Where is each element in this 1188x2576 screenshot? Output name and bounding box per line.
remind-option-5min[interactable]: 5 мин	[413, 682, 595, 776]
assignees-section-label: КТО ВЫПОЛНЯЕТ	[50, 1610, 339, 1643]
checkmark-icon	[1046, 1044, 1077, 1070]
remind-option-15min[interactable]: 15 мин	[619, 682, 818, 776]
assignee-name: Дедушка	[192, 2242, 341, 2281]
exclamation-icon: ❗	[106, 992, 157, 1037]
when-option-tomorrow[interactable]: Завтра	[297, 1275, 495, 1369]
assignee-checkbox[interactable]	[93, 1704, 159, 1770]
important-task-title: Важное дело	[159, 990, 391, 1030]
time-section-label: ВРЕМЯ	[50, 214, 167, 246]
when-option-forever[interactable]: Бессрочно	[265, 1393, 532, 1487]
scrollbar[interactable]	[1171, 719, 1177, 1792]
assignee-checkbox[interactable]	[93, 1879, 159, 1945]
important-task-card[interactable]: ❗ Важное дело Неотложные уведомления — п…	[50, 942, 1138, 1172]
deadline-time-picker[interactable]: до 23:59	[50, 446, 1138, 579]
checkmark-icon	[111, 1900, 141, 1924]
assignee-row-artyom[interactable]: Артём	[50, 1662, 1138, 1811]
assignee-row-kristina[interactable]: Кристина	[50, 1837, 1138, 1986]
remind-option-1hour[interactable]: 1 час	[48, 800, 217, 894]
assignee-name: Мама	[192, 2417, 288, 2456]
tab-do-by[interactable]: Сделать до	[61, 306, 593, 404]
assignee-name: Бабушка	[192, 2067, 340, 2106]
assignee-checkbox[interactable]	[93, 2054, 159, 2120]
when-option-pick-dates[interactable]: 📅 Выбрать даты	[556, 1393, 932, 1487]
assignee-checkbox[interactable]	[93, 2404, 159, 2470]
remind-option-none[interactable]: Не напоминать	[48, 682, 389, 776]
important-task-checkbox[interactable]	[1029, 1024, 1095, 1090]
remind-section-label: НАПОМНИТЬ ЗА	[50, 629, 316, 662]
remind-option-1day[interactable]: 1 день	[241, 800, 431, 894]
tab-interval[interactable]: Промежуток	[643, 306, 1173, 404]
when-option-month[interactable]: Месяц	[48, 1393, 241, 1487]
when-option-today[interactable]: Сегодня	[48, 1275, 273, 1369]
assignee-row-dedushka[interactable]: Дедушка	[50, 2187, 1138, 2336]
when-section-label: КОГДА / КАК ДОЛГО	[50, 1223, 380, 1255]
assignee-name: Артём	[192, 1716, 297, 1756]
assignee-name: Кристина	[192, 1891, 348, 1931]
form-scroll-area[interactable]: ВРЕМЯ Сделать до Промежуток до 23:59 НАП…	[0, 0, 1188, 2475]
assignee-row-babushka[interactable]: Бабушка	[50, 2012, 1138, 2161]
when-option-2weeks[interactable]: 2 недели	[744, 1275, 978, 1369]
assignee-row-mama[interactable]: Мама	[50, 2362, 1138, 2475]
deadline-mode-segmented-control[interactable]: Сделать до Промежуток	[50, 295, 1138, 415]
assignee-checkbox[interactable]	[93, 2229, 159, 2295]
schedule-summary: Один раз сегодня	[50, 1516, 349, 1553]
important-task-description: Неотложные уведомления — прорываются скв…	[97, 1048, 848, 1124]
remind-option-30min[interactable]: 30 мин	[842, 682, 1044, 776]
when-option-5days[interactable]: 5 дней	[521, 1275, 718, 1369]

····················

### [Exercise requirements]
Format every line of the data above as a Markdown table with the columns "No." and "Line", numbering the rows consecutively and omitting blank lines.

### [Response for this exercise]
| No. | Line |
|---|---|
| 1 | Where is each element in this 1188x2576 screenshot? Output name and bounding box per line. |
| 2 | remind-option-5min[interactable]: 5 мин	[413, 682, 595, 776] |
| 3 | assignees-section-label: КТО ВЫПОЛНЯЕТ	[50, 1610, 339, 1643] |
| 4 | checkmark-icon	[1046, 1044, 1077, 1070] |
| 5 | remind-option-15min[interactable]: 15 мин	[619, 682, 818, 776] |
| 6 | assignee-name: Дедушка	[192, 2242, 341, 2281] |
| 7 | exclamation-icon: ❗	[106, 992, 157, 1037] |
| 8 | when-option-tomorrow[interactable]: Завтра	[297, 1275, 495, 1369] |
| 9 | assignee-checkbox[interactable]	[93, 1704, 159, 1770] |
| 10 | important-task-title: Важное дело	[159, 990, 391, 1030] |
| 11 | time-section-label: ВРЕМЯ	[50, 214, 167, 246] |
| 12 | when-option-forever[interactable]: Бессрочно	[265, 1393, 532, 1487] |
| 13 | scrollbar[interactable]	[1171, 719, 1177, 1792] |
| 14 | assignee-checkbox[interactable]	[93, 1879, 159, 1945] |
| 15 | important-task-card[interactable]: ❗ Важное дело Неотложные уведомления — п…	[50, 942, 1138, 1172] |
| 16 | deadline-time-picker[interactable]: до 23:59	[50, 446, 1138, 579] |
| 17 | checkmark-icon	[111, 1900, 141, 1924] |
| 18 | assignee-row-artyom[interactable]: Артём	[50, 1662, 1138, 1811] |
| 19 | assignee-row-kristina[interactable]: Кристина	[50, 1837, 1138, 1986] |
| 20 | remind-option-1hour[interactable]: 1 час	[48, 800, 217, 894] |
| 21 | assignee-name: Мама	[192, 2417, 288, 2456] |
| 22 | tab-do-by[interactable]: Сделать до	[61, 306, 593, 404] |
| 23 | assignee-name: Бабушка	[192, 2067, 340, 2106] |
| 24 | assignee-checkbox[interactable]	[93, 2054, 159, 2120] |
| 25 | when-option-pick-dates[interactable]: 📅 Выбрать даты	[556, 1393, 932, 1487] |
| 26 | assignee-checkbox[interactable]	[93, 2404, 159, 2470] |
| 27 | remind-option-none[interactable]: Не напоминать	[48, 682, 389, 776] |
| 28 | important-task-checkbox[interactable]	[1029, 1024, 1095, 1090] |
| 29 | remind-section-label: НАПОМНИТЬ ЗА	[50, 629, 316, 662] |
| 30 | remind-option-1day[interactable]: 1 день	[241, 800, 431, 894] |
| 31 | tab-interval[interactable]: Промежуток	[643, 306, 1173, 404] |
| 32 | when-option-month[interactable]: Месяц	[48, 1393, 241, 1487] |
| 33 | when-option-today[interactable]: Сегодня	[48, 1275, 273, 1369] |
| 34 | assignee-row-dedushka[interactable]: Дедушка	[50, 2187, 1138, 2336] |
| 35 | when-section-label: КОГДА / КАК ДОЛГО	[50, 1223, 380, 1255] |
| 36 | assignee-name: Артём	[192, 1716, 297, 1756] |
| 37 | assignee-name: Кристина	[192, 1891, 348, 1931] |
| 38 | form-scroll-area[interactable]: ВРЕМЯ Сделать до Промежуток до 23:59 НАП…	[0, 0, 1188, 2475] |
| 39 | assignee-row-babushka[interactable]: Бабушка	[50, 2012, 1138, 2161] |
| 40 | when-option-2weeks[interactable]: 2 недели	[744, 1275, 978, 1369] |
| 41 | assignee-row-mama[interactable]: Мама	[50, 2362, 1138, 2475] |
| 42 | deadline-mode-segmented-control[interactable]: Сделать до Промежуток	[50, 295, 1138, 415] |
| 43 | assignee-checkbox[interactable]	[93, 2229, 159, 2295] |
| 44 | schedule-summary: Один раз сегодня	[50, 1516, 349, 1553] |
| 45 | important-task-description: Неотложные уведомления — прорываются скв…	[97, 1048, 848, 1124] |
| 46 | remind-option-30min[interactable]: 30 мин	[842, 682, 1044, 776] |
| 47 | when-option-5days[interactable]: 5 дней	[521, 1275, 718, 1369] |